Requirements: Will you print the material below without altering a single character?

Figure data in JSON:
(begin)

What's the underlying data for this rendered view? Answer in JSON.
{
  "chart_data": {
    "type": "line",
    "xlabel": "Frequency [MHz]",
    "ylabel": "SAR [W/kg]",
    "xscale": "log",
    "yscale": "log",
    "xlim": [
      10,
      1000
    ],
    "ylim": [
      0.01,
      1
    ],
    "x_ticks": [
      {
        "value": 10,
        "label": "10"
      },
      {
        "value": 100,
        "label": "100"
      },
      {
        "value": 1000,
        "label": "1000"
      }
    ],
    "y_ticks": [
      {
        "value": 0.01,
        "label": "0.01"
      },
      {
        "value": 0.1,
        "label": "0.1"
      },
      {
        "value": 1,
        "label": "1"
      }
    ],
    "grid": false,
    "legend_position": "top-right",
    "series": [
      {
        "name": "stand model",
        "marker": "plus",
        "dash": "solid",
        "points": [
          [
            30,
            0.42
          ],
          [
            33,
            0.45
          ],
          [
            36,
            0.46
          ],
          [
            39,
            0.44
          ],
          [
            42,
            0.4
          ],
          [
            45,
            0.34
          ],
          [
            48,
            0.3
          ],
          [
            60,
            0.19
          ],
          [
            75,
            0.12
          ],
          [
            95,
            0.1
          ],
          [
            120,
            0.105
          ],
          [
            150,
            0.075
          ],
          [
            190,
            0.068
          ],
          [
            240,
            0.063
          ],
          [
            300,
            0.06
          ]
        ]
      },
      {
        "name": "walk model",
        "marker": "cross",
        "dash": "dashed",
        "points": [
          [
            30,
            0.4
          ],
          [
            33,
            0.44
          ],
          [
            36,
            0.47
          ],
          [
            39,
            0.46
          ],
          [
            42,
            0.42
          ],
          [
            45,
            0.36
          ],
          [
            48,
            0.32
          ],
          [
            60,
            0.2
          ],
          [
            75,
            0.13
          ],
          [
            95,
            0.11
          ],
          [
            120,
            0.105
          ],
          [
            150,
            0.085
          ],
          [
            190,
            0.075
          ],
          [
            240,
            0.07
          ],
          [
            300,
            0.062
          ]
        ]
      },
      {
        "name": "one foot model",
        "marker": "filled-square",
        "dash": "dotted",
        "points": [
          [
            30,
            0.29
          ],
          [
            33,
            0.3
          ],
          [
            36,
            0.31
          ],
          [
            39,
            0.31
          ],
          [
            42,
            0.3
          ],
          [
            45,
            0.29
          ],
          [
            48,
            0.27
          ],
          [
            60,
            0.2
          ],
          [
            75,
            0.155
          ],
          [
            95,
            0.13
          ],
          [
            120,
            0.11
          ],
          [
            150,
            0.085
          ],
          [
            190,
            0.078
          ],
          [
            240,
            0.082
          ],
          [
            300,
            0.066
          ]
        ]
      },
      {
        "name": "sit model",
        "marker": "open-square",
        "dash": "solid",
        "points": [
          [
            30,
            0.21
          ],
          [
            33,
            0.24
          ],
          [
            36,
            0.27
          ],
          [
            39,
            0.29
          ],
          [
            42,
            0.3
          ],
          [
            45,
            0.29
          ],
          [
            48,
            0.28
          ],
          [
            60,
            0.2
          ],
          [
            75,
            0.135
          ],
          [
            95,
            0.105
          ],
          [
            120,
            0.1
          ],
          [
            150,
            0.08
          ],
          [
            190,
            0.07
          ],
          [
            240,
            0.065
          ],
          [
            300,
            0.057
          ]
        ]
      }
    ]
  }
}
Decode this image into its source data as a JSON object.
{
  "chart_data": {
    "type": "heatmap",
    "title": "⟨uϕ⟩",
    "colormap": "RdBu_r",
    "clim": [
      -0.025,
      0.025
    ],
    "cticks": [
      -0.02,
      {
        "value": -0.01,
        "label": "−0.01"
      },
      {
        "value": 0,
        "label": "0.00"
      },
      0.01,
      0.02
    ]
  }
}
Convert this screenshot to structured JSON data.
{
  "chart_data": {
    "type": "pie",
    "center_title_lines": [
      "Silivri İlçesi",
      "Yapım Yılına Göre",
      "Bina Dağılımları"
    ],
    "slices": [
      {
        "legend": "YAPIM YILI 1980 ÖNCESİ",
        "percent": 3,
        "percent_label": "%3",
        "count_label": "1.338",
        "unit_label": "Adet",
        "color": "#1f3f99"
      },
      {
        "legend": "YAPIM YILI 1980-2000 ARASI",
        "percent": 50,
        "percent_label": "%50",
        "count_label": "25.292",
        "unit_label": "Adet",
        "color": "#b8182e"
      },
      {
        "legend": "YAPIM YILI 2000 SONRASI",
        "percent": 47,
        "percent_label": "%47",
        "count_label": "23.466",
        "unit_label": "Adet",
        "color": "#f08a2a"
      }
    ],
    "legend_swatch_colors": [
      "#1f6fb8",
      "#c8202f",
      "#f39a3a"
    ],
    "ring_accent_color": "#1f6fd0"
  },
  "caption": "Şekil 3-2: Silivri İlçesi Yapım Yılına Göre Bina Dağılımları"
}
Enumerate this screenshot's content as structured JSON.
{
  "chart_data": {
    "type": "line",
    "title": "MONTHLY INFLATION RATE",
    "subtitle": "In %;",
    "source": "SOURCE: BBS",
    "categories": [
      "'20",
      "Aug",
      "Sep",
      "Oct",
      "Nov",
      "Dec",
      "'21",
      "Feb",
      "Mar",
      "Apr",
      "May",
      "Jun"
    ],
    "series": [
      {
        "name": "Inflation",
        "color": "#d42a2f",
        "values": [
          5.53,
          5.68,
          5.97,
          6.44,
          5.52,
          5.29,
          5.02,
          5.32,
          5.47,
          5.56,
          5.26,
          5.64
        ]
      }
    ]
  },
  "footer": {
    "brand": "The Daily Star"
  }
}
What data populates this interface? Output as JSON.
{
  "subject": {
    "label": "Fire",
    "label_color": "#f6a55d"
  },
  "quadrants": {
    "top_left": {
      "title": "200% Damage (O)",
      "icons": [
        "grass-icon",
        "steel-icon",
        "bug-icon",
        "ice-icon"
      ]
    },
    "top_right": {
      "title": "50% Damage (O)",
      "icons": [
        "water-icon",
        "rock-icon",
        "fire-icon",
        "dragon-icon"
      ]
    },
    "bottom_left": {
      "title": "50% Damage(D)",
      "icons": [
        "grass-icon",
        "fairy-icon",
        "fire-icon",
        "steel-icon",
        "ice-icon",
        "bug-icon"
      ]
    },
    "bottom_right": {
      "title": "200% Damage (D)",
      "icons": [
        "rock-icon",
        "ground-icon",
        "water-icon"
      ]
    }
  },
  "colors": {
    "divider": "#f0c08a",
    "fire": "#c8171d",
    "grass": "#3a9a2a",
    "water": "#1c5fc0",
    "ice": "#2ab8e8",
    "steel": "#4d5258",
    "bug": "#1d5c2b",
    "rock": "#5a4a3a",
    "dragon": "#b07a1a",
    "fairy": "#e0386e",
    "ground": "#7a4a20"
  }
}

(end)

Solution for this exercise:
What's the underlying data for this rendered view? Answer in JSON.
{
  "chart_data": {
    "type": "line",
    "xlabel": "Frequency [MHz]",
    "ylabel": "SAR [W/kg]",
    "xscale": "log",
    "yscale": "log",
    "xlim": [
      10,
      1000
    ],
    "ylim": [
      0.01,
      1
    ],
    "x_ticks": [
      {
        "value": 10,
        "label": "10"
      },
      {
        "value": 100,
        "label": "100"
      },
      {
        "value": 1000,
        "label": "1000"
      }
    ],
    "y_ticks": [
      {
        "value": 0.01,
        "label": "0.01"
      },
      {
        "value": 0.1,
        "label": "0.1"
      },
      {
        "value": 1,
        "label": "1"
      }
    ],
    "grid": false,
    "legend_position": "top-right",
    "series": [
      {
        "name": "stand model",
        "marker": "plus",
        "dash": "solid",
        "points": [
          [
            30,
            0.42
          ],
          [
            33,
            0.45
          ],
          [
            36,
            0.46
          ],
          [
            39,
            0.44
          ],
          [
            42,
            0.4
          ],
          [
            45,
            0.34
          ],
          [
            48,
            0.3
          ],
          [
            60,
            0.19
          ],
          [
            75,
            0.12
          ],
          [
            95,
            0.1
          ],
          [
            120,
            0.105
          ],
          [
            150,
            0.075
          ],
          [
            190,
            0.068
          ],
          [
            240,
            0.063
          ],
          [
            300,
            0.06
          ]
        ]
      },
      {
        "name": "walk model",
        "marker": "cross",
        "dash": "dashed",
        "points": [
          [
            30,
            0.4
          ],
          [
            33,
            0.44
          ],
          [
            36,
            0.47
          ],
          [
            39,
            0.46
          ],
          [
            42,
            0.42
          ],
          [
            45,
            0.36
          ],
          [
            48,
            0.32
          ],
          [
            60,
            0.2
          ],
          [
            75,
            0.13
          ],
          [
            95,
            0.11
          ],
          [
            120,
            0.105
          ],
          [
            150,
            0.085
          ],
          [
            190,
            0.075
          ],
          [
            240,
            0.07
          ],
          [
            300,
            0.062
          ]
        ]
      },
      {
        "name": "one foot model",
        "marker": "filled-square",
        "dash": "dotted",
        "points": [
          [
            30,
            0.29
          ],
          [
            33,
            0.3
          ],
          [
            36,
            0.31
          ],
          [
            39,
            0.31
          ],
          [
            42,
            0.3
          ],
          [
            45,
            0.29
          ],
          [
            48,
            0.27
          ],
          [
            60,
            0.2
          ],
          [
            75,
            0.155
          ],
          [
            95,
            0.13
          ],
          [
            120,
            0.11
          ],
          [
            150,
            0.085
          ],
          [
            190,
            0.078
          ],
          [
            240,
            0.082
          ],
          [
            300,
            0.066
          ]
        ]
      },
      {
        "name": "sit model",
        "marker": "open-square",
        "dash": "solid",
        "points": [
          [
            30,
            0.21
          ],
          [
            33,
            0.24
          ],
          [
            36,
            0.27
          ],
          [
            39,
            0.29
          ],
          [
            42,
            0.3
          ],
          [
            45,
            0.29
          ],
          [
            48,
            0.28
          ],
          [
            60,
            0.2
          ],
          [
            75,
            0.135
          ],
          [
            95,
            0.105
          ],
          [
            120,
            0.1
          ],
          [
            150,
            0.08
          ],
          [
            190,
            0.07
          ],
          [
            240,
            0.065
          ],
          [
            300,
            0.057
          ]
        ]
      }
    ]
  }
}
Decode this image into its source data as a JSON object.
{
  "chart_data": {
    "type": "heatmap",
    "title": "⟨uϕ⟩",
    "colormap": "RdBu_r",
    "clim": [
      -0.025,
      0.025
    ],
    "cticks": [
      -0.02,
      {
        "value": -0.01,
        "label": "−0.01"
      },
      {
        "value": 0,
        "label": "0.00"
      },
      0.01,
      0.02
    ]
  }
}
Convert this screenshot to structured JSON data.
{
  "chart_data": {
    "type": "pie",
    "center_title_lines": [
      "Silivri İlçesi",
      "Yapım Yılına Göre",
      "Bina Dağılımları"
    ],
    "slices": [
      {
        "legend": "YAPIM YILI 1980 ÖNCESİ",
        "percent": 3,
        "percent_label": "%3",
        "count_label": "1.338",
        "unit_label": "Adet",
        "color": "#1f3f99"
      },
      {
        "legend": "YAPIM YILI 1980-2000 ARASI",
        "percent": 50,
        "percent_label": "%50",
        "count_label": "25.292",
        "unit_label": "Adet",
        "color": "#b8182e"
      },
      {
        "legend": "YAPIM YILI 2000 SONRASI",
        "percent": 47,
        "percent_label": "%47",
        "count_label": "23.466",
        "unit_label": "Adet",
        "color": "#f08a2a"
      }
    ],
    "legend_swatch_colors": [
      "#1f6fb8",
      "#c8202f",
      "#f39a3a"
    ],
    "ring_accent_color": "#1f6fd0"
  },
  "caption": "Şekil 3-2: Silivri İlçesi Yapım Yılına Göre Bina Dağılımları"
}
Enumerate this screenshot's content as structured JSON.
{
  "chart_data": {
    "type": "line",
    "title": "MONTHLY INFLATION RATE",
    "subtitle": "In %;",
    "source": "SOURCE: BBS",
    "categories": [
      "'20",
      "Aug",
      "Sep",
      "Oct",
      "Nov",
      "Dec",
      "'21",
      "Feb",
      "Mar",
      "Apr",
      "May",
      "Jun"
    ],
    "series": [
      {
        "name": "Inflation",
        "color": "#d42a2f",
        "values": [
          5.53,
          5.68,
          5.97,
          6.44,
          5.52,
          5.29,
          5.02,
          5.32,
          5.47,
          5.56,
          5.26,
          5.64
        ]
      }
    ]
  },
  "footer": {
    "brand": "The Daily Star"
  }
}
What data populates this interface? Output as JSON.
{
  "subject": {
    "label": "Fire",
    "label_color": "#f6a55d"
  },
  "quadrants": {
    "top_left": {
      "title": "200% Damage (O)",
      "icons": [
        "grass-icon",
        "steel-icon",
        "bug-icon",
        "ice-icon"
      ]
    },
    "top_right": {
      "title": "50% Damage (O)",
      "icons": [
        "water-icon",
        "rock-icon",
        "fire-icon",
        "dragon-icon"
      ]
    },
    "bottom_left": {
      "title": "50% Damage(D)",
      "icons": [
        "grass-icon",
        "fairy-icon",
        "fire-icon",
        "steel-icon",
        "ice-icon",
        "bug-icon"
      ]
    },
    "bottom_right": {
      "title": "200% Damage (D)",
      "icons": [
        "rock-icon",
        "ground-icon",
        "water-icon"
      ]
    }
  },
  "colors": {
    "divider": "#f0c08a",
    "fire": "#c8171d",
    "grass": "#3a9a2a",
    "water": "#1c5fc0",
    "ice": "#2ab8e8",
    "steel": "#4d5258",
    "bug": "#1d5c2b",
    "rock": "#5a4a3a",
    "dragon": "#b07a1a",
    "fairy": "#e0386e",
    "ground": "#7a4a20"
  }
}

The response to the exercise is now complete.